• Task material

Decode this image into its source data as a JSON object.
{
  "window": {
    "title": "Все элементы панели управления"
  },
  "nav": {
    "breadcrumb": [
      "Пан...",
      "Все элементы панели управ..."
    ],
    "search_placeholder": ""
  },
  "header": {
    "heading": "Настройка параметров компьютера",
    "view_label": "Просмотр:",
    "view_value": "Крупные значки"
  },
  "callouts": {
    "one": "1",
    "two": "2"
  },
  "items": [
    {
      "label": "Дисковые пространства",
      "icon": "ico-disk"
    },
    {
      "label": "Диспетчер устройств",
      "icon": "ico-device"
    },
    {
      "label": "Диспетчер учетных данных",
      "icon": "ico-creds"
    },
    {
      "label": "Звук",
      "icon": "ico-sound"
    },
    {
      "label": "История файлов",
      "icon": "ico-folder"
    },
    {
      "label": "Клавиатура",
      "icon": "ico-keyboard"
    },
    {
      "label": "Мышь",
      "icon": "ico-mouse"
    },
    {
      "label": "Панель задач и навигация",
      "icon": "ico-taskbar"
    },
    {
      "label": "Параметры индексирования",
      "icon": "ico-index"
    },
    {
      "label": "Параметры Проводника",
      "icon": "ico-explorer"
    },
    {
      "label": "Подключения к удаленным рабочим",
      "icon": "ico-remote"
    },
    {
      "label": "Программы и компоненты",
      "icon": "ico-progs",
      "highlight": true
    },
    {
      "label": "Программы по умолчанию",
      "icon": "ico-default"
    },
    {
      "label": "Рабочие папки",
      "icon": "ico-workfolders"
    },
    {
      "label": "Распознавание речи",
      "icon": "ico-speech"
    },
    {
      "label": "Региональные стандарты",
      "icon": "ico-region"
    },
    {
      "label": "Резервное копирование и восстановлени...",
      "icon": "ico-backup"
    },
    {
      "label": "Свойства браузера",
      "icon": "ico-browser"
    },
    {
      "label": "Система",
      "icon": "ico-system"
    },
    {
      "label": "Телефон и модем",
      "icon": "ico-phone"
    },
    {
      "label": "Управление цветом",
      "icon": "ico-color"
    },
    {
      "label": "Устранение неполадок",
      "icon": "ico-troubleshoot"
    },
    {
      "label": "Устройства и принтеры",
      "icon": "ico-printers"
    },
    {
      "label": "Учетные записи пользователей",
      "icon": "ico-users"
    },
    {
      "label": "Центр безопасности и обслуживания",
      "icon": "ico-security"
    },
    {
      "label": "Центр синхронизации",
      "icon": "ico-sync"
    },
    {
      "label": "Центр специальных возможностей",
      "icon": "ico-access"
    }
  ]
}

--

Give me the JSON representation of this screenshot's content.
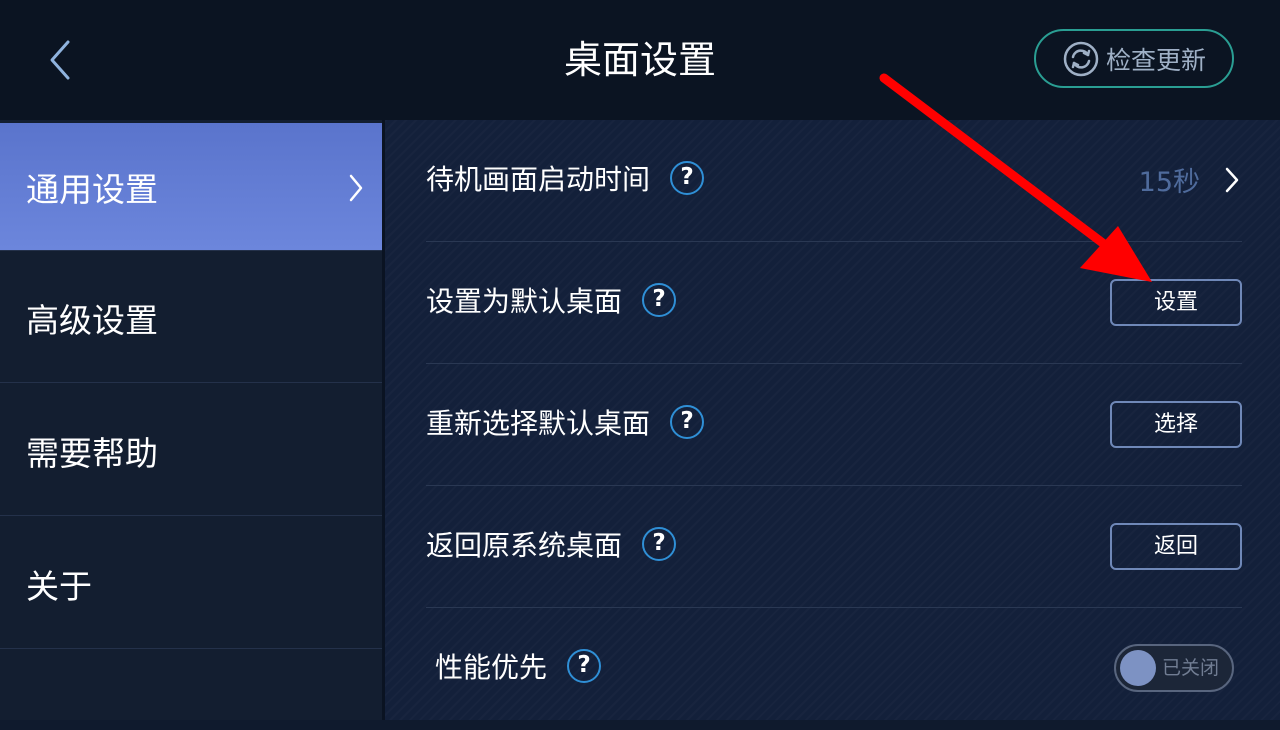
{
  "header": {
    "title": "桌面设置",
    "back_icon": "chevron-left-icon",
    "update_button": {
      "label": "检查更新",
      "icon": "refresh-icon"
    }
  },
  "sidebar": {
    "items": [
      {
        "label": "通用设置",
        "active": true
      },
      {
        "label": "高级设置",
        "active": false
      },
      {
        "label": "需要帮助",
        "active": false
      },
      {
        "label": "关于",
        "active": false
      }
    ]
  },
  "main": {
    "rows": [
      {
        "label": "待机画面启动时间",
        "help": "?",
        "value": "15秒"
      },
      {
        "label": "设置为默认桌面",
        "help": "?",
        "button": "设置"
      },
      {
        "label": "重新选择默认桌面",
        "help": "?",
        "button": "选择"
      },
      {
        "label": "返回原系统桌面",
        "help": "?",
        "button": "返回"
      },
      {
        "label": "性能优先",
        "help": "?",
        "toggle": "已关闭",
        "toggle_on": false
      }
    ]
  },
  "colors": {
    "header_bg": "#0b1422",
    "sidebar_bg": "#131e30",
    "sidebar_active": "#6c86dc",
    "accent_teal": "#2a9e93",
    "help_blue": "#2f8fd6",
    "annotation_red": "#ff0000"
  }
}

• Exercise brief
Across the material above, count every line holding "title" and write down only the number.

• Answer to the problem
2